**DO THIS**
Retype the material word for word.

**GIVEN DATA**
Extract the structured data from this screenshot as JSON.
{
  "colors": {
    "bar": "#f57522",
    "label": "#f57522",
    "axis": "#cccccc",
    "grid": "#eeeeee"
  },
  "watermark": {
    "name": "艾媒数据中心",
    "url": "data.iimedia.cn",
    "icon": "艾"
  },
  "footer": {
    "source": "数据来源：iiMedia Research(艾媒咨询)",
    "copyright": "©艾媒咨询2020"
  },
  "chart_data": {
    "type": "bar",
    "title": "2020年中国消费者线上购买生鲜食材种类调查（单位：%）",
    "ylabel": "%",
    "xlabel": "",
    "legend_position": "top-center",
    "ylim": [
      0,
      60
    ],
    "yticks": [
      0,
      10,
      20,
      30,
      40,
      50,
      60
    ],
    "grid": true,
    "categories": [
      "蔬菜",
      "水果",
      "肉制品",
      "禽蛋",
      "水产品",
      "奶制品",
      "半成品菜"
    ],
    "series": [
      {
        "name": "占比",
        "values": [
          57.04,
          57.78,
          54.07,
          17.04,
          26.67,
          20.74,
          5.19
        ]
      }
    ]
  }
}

**OUTPUT OF THE TASK**
Extract the structured data from this screenshot as JSON.
{
  "colors": {
    "bar": "#f57522",
    "label": "#f57522",
    "axis": "#cccccc",
    "grid": "#eeeeee"
  },
  "watermark": {
    "name": "艾媒数据中心",
    "url": "data.iimedia.cn",
    "icon": "艾"
  },
  "footer": {
    "source": "数据来源：iiMedia Research(艾媒咨询)",
    "copyright": "©艾媒咨询2020"
  },
  "chart_data": {
    "type": "bar",
    "title": "2020年中国消费者线上购买生鲜食材种类调查（单位：%）",
    "ylabel": "%",
    "xlabel": "",
    "legend_position": "top-center",
    "ylim": [
      0,
      60
    ],
    "yticks": [
      0,
      10,
      20,
      30,
      40,
      50,
      60
    ],
    "grid": true,
    "categories": [
      "蔬菜",
      "水果",
      "肉制品",
      "禽蛋",
      "水产品",
      "奶制品",
      "半成品菜"
    ],
    "series": [
      {
        "name": "占比",
        "values": [
          57.04,
          57.78,
          54.07,
          17.04,
          26.67,
          20.74,
          5.19
        ]
      }
    ]
  }
}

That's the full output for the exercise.